Objective => Without the pictures, output the records below word for word.

Dataset content =>

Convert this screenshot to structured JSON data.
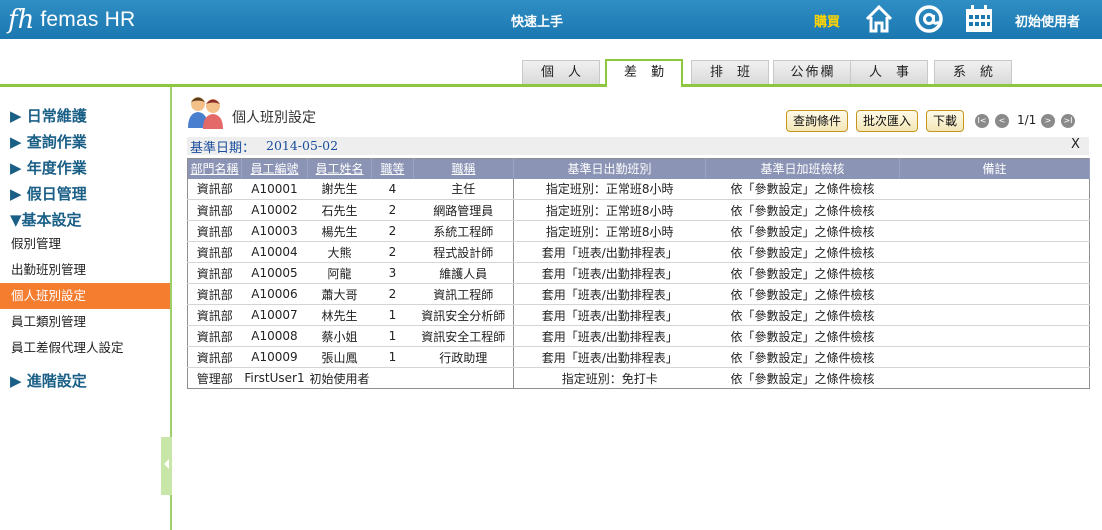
{
  "header": {
    "logo_mark": "fh",
    "logo_text": "femas HR",
    "quick_link": "快速上手",
    "buy_link": "購買",
    "user_name": "初始使用者",
    "icons": [
      "home-icon",
      "at-icon",
      "calendar-icon"
    ]
  },
  "tabs": [
    {
      "label": "個人",
      "active": false
    },
    {
      "label": "差勤",
      "active": true
    },
    {
      "label": "排班",
      "active": false
    },
    {
      "label": "公佈欄",
      "active": false
    },
    {
      "label": "人事",
      "active": false
    },
    {
      "label": "系統",
      "active": false
    }
  ],
  "sidebar": {
    "sections": [
      {
        "label": "▶ 日常維護"
      },
      {
        "label": "▶ 查詢作業"
      },
      {
        "label": "▶ 年度作業"
      },
      {
        "label": "▶ 假日管理"
      },
      {
        "label": "▼基本設定"
      },
      {
        "label": "▶ 進階設定"
      }
    ],
    "items": [
      {
        "label": "假別管理",
        "active": false
      },
      {
        "label": "出勤班別管理",
        "active": false
      },
      {
        "label": "個人班別設定",
        "active": true
      },
      {
        "label": "員工類別管理",
        "active": false
      },
      {
        "label": "員工差假代理人設定",
        "active": false
      }
    ]
  },
  "page": {
    "title": "個人班別設定",
    "buttons": {
      "query": "查詢條件",
      "batch_import": "批次匯入",
      "download": "下載"
    },
    "pager": {
      "first": "I<",
      "prev": "<",
      "text": "1/1",
      "next": ">",
      "last": ">I"
    },
    "date_label": "基準日期：",
    "date_value": "2014-05-02",
    "close": "X"
  },
  "table": {
    "columns": [
      "部門名稱",
      "員工編號",
      "員工姓名",
      "職等",
      "職稱",
      "基準日出勤班別",
      "基準日加班檢核",
      "備註"
    ],
    "rows": [
      {
        "dept": "資訊部",
        "id": "A10001",
        "name": "謝先生",
        "grade": "4",
        "title": "主任",
        "shift": "指定班別：正常班8小時",
        "shift_link": false,
        "overtime": "依「參數設定」之條件檢核",
        "note": ""
      },
      {
        "dept": "資訊部",
        "id": "A10002",
        "name": "石先生",
        "grade": "2",
        "title": "網路管理員",
        "shift": "指定班別：正常班8小時",
        "shift_link": false,
        "overtime": "依「參數設定」之條件檢核",
        "note": ""
      },
      {
        "dept": "資訊部",
        "id": "A10003",
        "name": "楊先生",
        "grade": "2",
        "title": "系統工程師",
        "shift": "指定班別：正常班8小時",
        "shift_link": false,
        "overtime": "依「參數設定」之條件檢核",
        "note": ""
      },
      {
        "dept": "資訊部",
        "id": "A10004",
        "name": "大熊",
        "grade": "2",
        "title": "程式設計師",
        "shift": "套用「班表/出勤排程表」",
        "shift_link": true,
        "overtime": "依「參數設定」之條件檢核",
        "note": ""
      },
      {
        "dept": "資訊部",
        "id": "A10005",
        "name": "阿龍",
        "grade": "3",
        "title": "維護人員",
        "shift": "套用「班表/出勤排程表」",
        "shift_link": true,
        "overtime": "依「參數設定」之條件檢核",
        "note": ""
      },
      {
        "dept": "資訊部",
        "id": "A10006",
        "name": "蕭大哥",
        "grade": "2",
        "title": "資訊工程師",
        "shift": "套用「班表/出勤排程表」",
        "shift_link": true,
        "overtime": "依「參數設定」之條件檢核",
        "note": ""
      },
      {
        "dept": "資訊部",
        "id": "A10007",
        "name": "林先生",
        "grade": "1",
        "title": "資訊安全分析師",
        "shift": "套用「班表/出勤排程表」",
        "shift_link": true,
        "overtime": "依「參數設定」之條件檢核",
        "note": ""
      },
      {
        "dept": "資訊部",
        "id": "A10008",
        "name": "蔡小姐",
        "grade": "1",
        "title": "資訊安全工程師",
        "shift": "套用「班表/出勤排程表」",
        "shift_link": true,
        "overtime": "依「參數設定」之條件檢核",
        "note": ""
      },
      {
        "dept": "資訊部",
        "id": "A10009",
        "name": "張山鳳",
        "grade": "1",
        "title": "行政助理",
        "shift": "套用「班表/出勤排程表」",
        "shift_link": true,
        "overtime": "依「參數設定」之條件檢核",
        "note": ""
      },
      {
        "dept": "管理部",
        "id": "FirstUser1",
        "name": "初始使用者",
        "grade": "",
        "title": "",
        "shift": "指定班別：免打卡",
        "shift_link": false,
        "overtime": "依「參數設定」之條件檢核",
        "note": ""
      }
    ]
  },
  "colors": {
    "header_bg": "#1b77b0",
    "accent_green": "#8dc63f",
    "active_orange": "#f47d30",
    "link_blue": "#1c5fb3",
    "table_header": "#8b94b5",
    "buy_yellow": "#ffd400"
  }
}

Exercise result =>
Convert this screenshot to structured JSON data.
{
  "header": {
    "logo_mark": "fh",
    "logo_text": "femas HR",
    "quick_link": "快速上手",
    "buy_link": "購買",
    "user_name": "初始使用者",
    "icons": [
      "home-icon",
      "at-icon",
      "calendar-icon"
    ]
  },
  "tabs": [
    {
      "label": "個人",
      "active": false
    },
    {
      "label": "差勤",
      "active": true
    },
    {
      "label": "排班",
      "active": false
    },
    {
      "label": "公佈欄",
      "active": false
    },
    {
      "label": "人事",
      "active": false
    },
    {
      "label": "系統",
      "active": false
    }
  ],
  "sidebar": {
    "sections": [
      {
        "label": "▶ 日常維護"
      },
      {
        "label": "▶ 查詢作業"
      },
      {
        "label": "▶ 年度作業"
      },
      {
        "label": "▶ 假日管理"
      },
      {
        "label": "▼基本設定"
      },
      {
        "label": "▶ 進階設定"
      }
    ],
    "items": [
      {
        "label": "假別管理",
        "active": false
      },
      {
        "label": "出勤班別管理",
        "active": false
      },
      {
        "label": "個人班別設定",
        "active": true
      },
      {
        "label": "員工類別管理",
        "active": false
      },
      {
        "label": "員工差假代理人設定",
        "active": false
      }
    ]
  },
  "page": {
    "title": "個人班別設定",
    "buttons": {
      "query": "查詢條件",
      "batch_import": "批次匯入",
      "download": "下載"
    },
    "pager": {
      "first": "I<",
      "prev": "<",
      "text": "1/1",
      "next": ">",
      "last": ">I"
    },
    "date_label": "基準日期：",
    "date_value": "2014-05-02",
    "close": "X"
  },
  "table": {
    "columns": [
      "部門名稱",
      "員工編號",
      "員工姓名",
      "職等",
      "職稱",
      "基準日出勤班別",
      "基準日加班檢核",
      "備註"
    ],
    "rows": [
      {
        "dept": "資訊部",
        "id": "A10001",
        "name": "謝先生",
        "grade": "4",
        "title": "主任",
        "shift": "指定班別：正常班8小時",
        "shift_link": false,
        "overtime": "依「參數設定」之條件檢核",
        "note": ""
      },
      {
        "dept": "資訊部",
        "id": "A10002",
        "name": "石先生",
        "grade": "2",
        "title": "網路管理員",
        "shift": "指定班別：正常班8小時",
        "shift_link": false,
        "overtime": "依「參數設定」之條件檢核",
        "note": ""
      },
      {
        "dept": "資訊部",
        "id": "A10003",
        "name": "楊先生",
        "grade": "2",
        "title": "系統工程師",
        "shift": "指定班別：正常班8小時",
        "shift_link": false,
        "overtime": "依「參數設定」之條件檢核",
        "note": ""
      },
      {
        "dept": "資訊部",
        "id": "A10004",
        "name": "大熊",
        "grade": "2",
        "title": "程式設計師",
        "shift": "套用「班表/出勤排程表」",
        "shift_link": true,
        "overtime": "依「參數設定」之條件檢核",
        "note": ""
      },
      {
        "dept": "資訊部",
        "id": "A10005",
        "name": "阿龍",
        "grade": "3",
        "title": "維護人員",
        "shift": "套用「班表/出勤排程表」",
        "shift_link": true,
        "overtime": "依「參數設定」之條件檢核",
        "note": ""
      },
      {
        "dept": "資訊部",
        "id": "A10006",
        "name": "蕭大哥",
        "grade": "2",
        "title": "資訊工程師",
        "shift": "套用「班表/出勤排程表」",
        "shift_link": true,
        "overtime": "依「參數設定」之條件檢核",
        "note": ""
      },
      {
        "dept": "資訊部",
        "id": "A10007",
        "name": "林先生",
        "grade": "1",
        "title": "資訊安全分析師",
        "shift": "套用「班表/出勤排程表」",
        "shift_link": true,
        "overtime": "依「參數設定」之條件檢核",
        "note": ""
      },
      {
        "dept": "資訊部",
        "id": "A10008",
        "name": "蔡小姐",
        "grade": "1",
        "title": "資訊安全工程師",
        "shift": "套用「班表/出勤排程表」",
        "shift_link": true,
        "overtime": "依「參數設定」之條件檢核",
        "note": ""
      },
      {
        "dept": "資訊部",
        "id": "A10009",
        "name": "張山鳳",
        "grade": "1",
        "title": "行政助理",
        "shift": "套用「班表/出勤排程表」",
        "shift_link": true,
        "overtime": "依「參數設定」之條件檢核",
        "note": ""
      },
      {
        "dept": "管理部",
        "id": "FirstUser1",
        "name": "初始使用者",
        "grade": "",
        "title": "",
        "shift": "指定班別：免打卡",
        "shift_link": false,
        "overtime": "依「參數設定」之條件檢核",
        "note": ""
      }
    ]
  },
  "colors": {
    "header_bg": "#1b77b0",
    "accent_green": "#8dc63f",
    "active_orange": "#f47d30",
    "link_blue": "#1c5fb3",
    "table_header": "#8b94b5",
    "buy_yellow": "#ffd400"
  }
}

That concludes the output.